— start DATA PROVIDED —
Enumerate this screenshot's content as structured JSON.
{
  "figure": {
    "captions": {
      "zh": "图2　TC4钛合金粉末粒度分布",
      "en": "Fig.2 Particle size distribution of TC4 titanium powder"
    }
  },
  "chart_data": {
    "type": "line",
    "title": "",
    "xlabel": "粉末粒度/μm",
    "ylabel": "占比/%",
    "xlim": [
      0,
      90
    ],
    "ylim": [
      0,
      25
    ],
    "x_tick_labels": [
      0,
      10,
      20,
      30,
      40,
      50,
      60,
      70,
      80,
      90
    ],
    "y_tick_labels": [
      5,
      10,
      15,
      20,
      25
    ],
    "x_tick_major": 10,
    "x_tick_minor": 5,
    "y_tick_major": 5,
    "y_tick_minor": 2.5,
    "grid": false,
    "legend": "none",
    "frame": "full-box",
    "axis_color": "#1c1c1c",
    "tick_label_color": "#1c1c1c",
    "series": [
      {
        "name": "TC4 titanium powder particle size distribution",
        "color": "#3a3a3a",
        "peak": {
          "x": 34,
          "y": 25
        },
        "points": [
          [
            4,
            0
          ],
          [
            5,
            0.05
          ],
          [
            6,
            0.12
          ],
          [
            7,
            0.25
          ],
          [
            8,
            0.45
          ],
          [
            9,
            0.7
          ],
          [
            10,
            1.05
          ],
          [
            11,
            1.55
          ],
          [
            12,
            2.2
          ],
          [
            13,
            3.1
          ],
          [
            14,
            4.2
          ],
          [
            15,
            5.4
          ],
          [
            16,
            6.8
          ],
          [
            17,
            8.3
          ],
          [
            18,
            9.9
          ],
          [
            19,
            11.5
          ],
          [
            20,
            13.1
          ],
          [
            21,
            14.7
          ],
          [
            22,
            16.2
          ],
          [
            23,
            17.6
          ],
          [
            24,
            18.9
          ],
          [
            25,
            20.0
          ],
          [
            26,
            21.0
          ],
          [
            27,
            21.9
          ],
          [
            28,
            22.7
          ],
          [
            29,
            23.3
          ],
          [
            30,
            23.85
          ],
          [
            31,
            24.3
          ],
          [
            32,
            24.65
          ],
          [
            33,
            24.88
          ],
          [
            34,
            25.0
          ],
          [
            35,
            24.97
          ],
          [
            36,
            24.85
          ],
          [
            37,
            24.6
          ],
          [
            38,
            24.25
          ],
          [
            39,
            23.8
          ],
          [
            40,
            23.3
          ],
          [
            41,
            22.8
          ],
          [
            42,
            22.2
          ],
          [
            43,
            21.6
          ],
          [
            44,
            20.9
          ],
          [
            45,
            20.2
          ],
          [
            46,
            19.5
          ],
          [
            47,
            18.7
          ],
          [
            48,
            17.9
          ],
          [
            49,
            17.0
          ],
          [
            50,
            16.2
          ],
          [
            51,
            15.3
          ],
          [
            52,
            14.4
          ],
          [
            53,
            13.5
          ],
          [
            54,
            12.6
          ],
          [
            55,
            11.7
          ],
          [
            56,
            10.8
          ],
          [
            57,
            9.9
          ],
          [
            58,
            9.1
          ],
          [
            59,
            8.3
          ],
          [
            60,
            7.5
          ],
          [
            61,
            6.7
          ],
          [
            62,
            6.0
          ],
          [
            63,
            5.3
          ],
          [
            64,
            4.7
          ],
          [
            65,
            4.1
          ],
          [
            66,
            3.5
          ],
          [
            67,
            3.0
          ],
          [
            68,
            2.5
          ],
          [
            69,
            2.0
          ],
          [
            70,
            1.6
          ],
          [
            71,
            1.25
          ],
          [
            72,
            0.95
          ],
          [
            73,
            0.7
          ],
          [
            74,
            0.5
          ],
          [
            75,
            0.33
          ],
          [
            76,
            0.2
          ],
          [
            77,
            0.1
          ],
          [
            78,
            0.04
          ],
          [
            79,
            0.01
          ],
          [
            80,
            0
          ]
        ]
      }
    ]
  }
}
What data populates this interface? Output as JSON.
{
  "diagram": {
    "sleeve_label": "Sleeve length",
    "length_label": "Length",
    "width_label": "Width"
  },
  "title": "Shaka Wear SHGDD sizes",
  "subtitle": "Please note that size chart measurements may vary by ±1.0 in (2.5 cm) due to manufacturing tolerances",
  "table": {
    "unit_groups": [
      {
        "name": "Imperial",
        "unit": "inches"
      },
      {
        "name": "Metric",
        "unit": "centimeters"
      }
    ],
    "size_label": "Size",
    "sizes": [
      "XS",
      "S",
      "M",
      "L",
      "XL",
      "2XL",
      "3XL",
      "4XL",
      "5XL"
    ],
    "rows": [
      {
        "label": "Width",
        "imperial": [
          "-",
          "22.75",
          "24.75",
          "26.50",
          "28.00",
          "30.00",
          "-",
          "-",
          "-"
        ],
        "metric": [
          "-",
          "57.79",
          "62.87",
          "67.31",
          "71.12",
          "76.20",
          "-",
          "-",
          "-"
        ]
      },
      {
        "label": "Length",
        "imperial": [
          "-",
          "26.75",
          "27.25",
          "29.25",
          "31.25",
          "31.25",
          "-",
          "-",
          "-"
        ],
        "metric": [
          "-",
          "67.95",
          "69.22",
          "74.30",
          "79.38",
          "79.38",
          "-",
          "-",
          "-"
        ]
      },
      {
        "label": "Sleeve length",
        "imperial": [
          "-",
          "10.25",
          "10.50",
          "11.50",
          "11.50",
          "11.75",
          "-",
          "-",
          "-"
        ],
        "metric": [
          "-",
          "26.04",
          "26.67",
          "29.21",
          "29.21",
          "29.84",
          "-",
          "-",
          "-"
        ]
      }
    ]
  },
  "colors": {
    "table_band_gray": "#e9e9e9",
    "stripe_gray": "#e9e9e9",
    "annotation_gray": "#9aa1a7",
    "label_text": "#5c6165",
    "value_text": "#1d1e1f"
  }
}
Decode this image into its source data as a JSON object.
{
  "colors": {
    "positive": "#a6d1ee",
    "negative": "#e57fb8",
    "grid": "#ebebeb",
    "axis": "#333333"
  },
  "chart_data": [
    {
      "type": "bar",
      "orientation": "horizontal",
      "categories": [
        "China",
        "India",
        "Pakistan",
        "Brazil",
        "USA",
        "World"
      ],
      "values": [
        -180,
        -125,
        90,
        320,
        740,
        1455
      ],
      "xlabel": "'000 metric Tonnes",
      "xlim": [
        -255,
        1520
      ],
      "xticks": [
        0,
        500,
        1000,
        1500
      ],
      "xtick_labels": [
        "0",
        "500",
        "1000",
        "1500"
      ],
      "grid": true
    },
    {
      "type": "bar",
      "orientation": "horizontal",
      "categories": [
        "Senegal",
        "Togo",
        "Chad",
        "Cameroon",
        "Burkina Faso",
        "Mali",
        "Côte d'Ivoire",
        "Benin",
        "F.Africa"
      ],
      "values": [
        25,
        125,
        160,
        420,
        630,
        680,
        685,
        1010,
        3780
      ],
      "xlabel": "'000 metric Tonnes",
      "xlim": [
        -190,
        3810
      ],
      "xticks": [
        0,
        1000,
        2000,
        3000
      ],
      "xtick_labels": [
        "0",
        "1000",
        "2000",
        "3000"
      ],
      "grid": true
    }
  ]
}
— end DATA PROVIDED —
** TASK STATEMENT **
Return the entries above exactly as they appear.

** FINAL RESULT **
Enumerate this screenshot's content as structured JSON.
{
  "figure": {
    "captions": {
      "zh": "图2　TC4钛合金粉末粒度分布",
      "en": "Fig.2 Particle size distribution of TC4 titanium powder"
    }
  },
  "chart_data": {
    "type": "line",
    "title": "",
    "xlabel": "粉末粒度/μm",
    "ylabel": "占比/%",
    "xlim": [
      0,
      90
    ],
    "ylim": [
      0,
      25
    ],
    "x_tick_labels": [
      0,
      10,
      20,
      30,
      40,
      50,
      60,
      70,
      80,
      90
    ],
    "y_tick_labels": [
      5,
      10,
      15,
      20,
      25
    ],
    "x_tick_major": 10,
    "x_tick_minor": 5,
    "y_tick_major": 5,
    "y_tick_minor": 2.5,
    "grid": false,
    "legend": "none",
    "frame": "full-box",
    "axis_color": "#1c1c1c",
    "tick_label_color": "#1c1c1c",
    "series": [
      {
        "name": "TC4 titanium powder particle size distribution",
        "color": "#3a3a3a",
        "peak": {
          "x": 34,
          "y": 25
        },
        "points": [
          [
            4,
            0
          ],
          [
            5,
            0.05
          ],
          [
            6,
            0.12
          ],
          [
            7,
            0.25
          ],
          [
            8,
            0.45
          ],
          [
            9,
            0.7
          ],
          [
            10,
            1.05
          ],
          [
            11,
            1.55
          ],
          [
            12,
            2.2
          ],
          [
            13,
            3.1
          ],
          [
            14,
            4.2
          ],
          [
            15,
            5.4
          ],
          [
            16,
            6.8
          ],
          [
            17,
            8.3
          ],
          [
            18,
            9.9
          ],
          [
            19,
            11.5
          ],
          [
            20,
            13.1
          ],
          [
            21,
            14.7
          ],
          [
            22,
            16.2
          ],
          [
            23,
            17.6
          ],
          [
            24,
            18.9
          ],
          [
            25,
            20.0
          ],
          [
            26,
            21.0
          ],
          [
            27,
            21.9
          ],
          [
            28,
            22.7
          ],
          [
            29,
            23.3
          ],
          [
            30,
            23.85
          ],
          [
            31,
            24.3
          ],
          [
            32,
            24.65
          ],
          [
            33,
            24.88
          ],
          [
            34,
            25.0
          ],
          [
            35,
            24.97
          ],
          [
            36,
            24.85
          ],
          [
            37,
            24.6
          ],
          [
            38,
            24.25
          ],
          [
            39,
            23.8
          ],
          [
            40,
            23.3
          ],
          [
            41,
            22.8
          ],
          [
            42,
            22.2
          ],
          [
            43,
            21.6
          ],
          [
            44,
            20.9
          ],
          [
            45,
            20.2
          ],
          [
            46,
            19.5
          ],
          [
            47,
            18.7
          ],
          [
            48,
            17.9
          ],
          [
            49,
            17.0
          ],
          [
            50,
            16.2
          ],
          [
            51,
            15.3
          ],
          [
            52,
            14.4
          ],
          [
            53,
            13.5
          ],
          [
            54,
            12.6
          ],
          [
            55,
            11.7
          ],
          [
            56,
            10.8
          ],
          [
            57,
            9.9
          ],
          [
            58,
            9.1
          ],
          [
            59,
            8.3
          ],
          [
            60,
            7.5
          ],
          [
            61,
            6.7
          ],
          [
            62,
            6.0
          ],
          [
            63,
            5.3
          ],
          [
            64,
            4.7
          ],
          [
            65,
            4.1
          ],
          [
            66,
            3.5
          ],
          [
            67,
            3.0
          ],
          [
            68,
            2.5
          ],
          [
            69,
            2.0
          ],
          [
            70,
            1.6
          ],
          [
            71,
            1.25
          ],
          [
            72,
            0.95
          ],
          [
            73,
            0.7
          ],
          [
            74,
            0.5
          ],
          [
            75,
            0.33
          ],
          [
            76,
            0.2
          ],
          [
            77,
            0.1
          ],
          [
            78,
            0.04
          ],
          [
            79,
            0.01
          ],
          [
            80,
            0
          ]
        ]
      }
    ]
  }
}
What data populates this interface? Output as JSON.
{
  "diagram": {
    "sleeve_label": "Sleeve length",
    "length_label": "Length",
    "width_label": "Width"
  },
  "title": "Shaka Wear SHGDD sizes",
  "subtitle": "Please note that size chart measurements may vary by ±1.0 in (2.5 cm) due to manufacturing tolerances",
  "table": {
    "unit_groups": [
      {
        "name": "Imperial",
        "unit": "inches"
      },
      {
        "name": "Metric",
        "unit": "centimeters"
      }
    ],
    "size_label": "Size",
    "sizes": [
      "XS",
      "S",
      "M",
      "L",
      "XL",
      "2XL",
      "3XL",
      "4XL",
      "5XL"
    ],
    "rows": [
      {
        "label": "Width",
        "imperial": [
          "-",
          "22.75",
          "24.75",
          "26.50",
          "28.00",
          "30.00",
          "-",
          "-",
          "-"
        ],
        "metric": [
          "-",
          "57.79",
          "62.87",
          "67.31",
          "71.12",
          "76.20",
          "-",
          "-",
          "-"
        ]
      },
      {
        "label": "Length",
        "imperial": [
          "-",
          "26.75",
          "27.25",
          "29.25",
          "31.25",
          "31.25",
          "-",
          "-",
          "-"
        ],
        "metric": [
          "-",
          "67.95",
          "69.22",
          "74.30",
          "79.38",
          "79.38",
          "-",
          "-",
          "-"
        ]
      },
      {
        "label": "Sleeve length",
        "imperial": [
          "-",
          "10.25",
          "10.50",
          "11.50",
          "11.50",
          "11.75",
          "-",
          "-",
          "-"
        ],
        "metric": [
          "-",
          "26.04",
          "26.67",
          "29.21",
          "29.21",
          "29.84",
          "-",
          "-",
          "-"
        ]
      }
    ]
  },
  "colors": {
    "table_band_gray": "#e9e9e9",
    "stripe_gray": "#e9e9e9",
    "annotation_gray": "#9aa1a7",
    "label_text": "#5c6165",
    "value_text": "#1d1e1f"
  }
}
Decode this image into its source data as a JSON object.
{
  "colors": {
    "positive": "#a6d1ee",
    "negative": "#e57fb8",
    "grid": "#ebebeb",
    "axis": "#333333"
  },
  "chart_data": [
    {
      "type": "bar",
      "orientation": "horizontal",
      "categories": [
        "China",
        "India",
        "Pakistan",
        "Brazil",
        "USA",
        "World"
      ],
      "values": [
        -180,
        -125,
        90,
        320,
        740,
        1455
      ],
      "xlabel": "'000 metric Tonnes",
      "xlim": [
        -255,
        1520
      ],
      "xticks": [
        0,
        500,
        1000,
        1500
      ],
      "xtick_labels": [
        "0",
        "500",
        "1000",
        "1500"
      ],
      "grid": true
    },
    {
      "type": "bar",
      "orientation": "horizontal",
      "categories": [
        "Senegal",
        "Togo",
        "Chad",
        "Cameroon",
        "Burkina Faso",
        "Mali",
        "Côte d'Ivoire",
        "Benin",
        "F.Africa"
      ],
      "values": [
        25,
        125,
        160,
        420,
        630,
        680,
        685,
        1010,
        3780
      ],
      "xlabel": "'000 metric Tonnes",
      "xlim": [
        -190,
        3810
      ],
      "xticks": [
        0,
        1000,
        2000,
        3000
      ],
      "xtick_labels": [
        "0",
        "1000",
        "2000",
        "3000"
      ],
      "grid": true
    }
  ]
}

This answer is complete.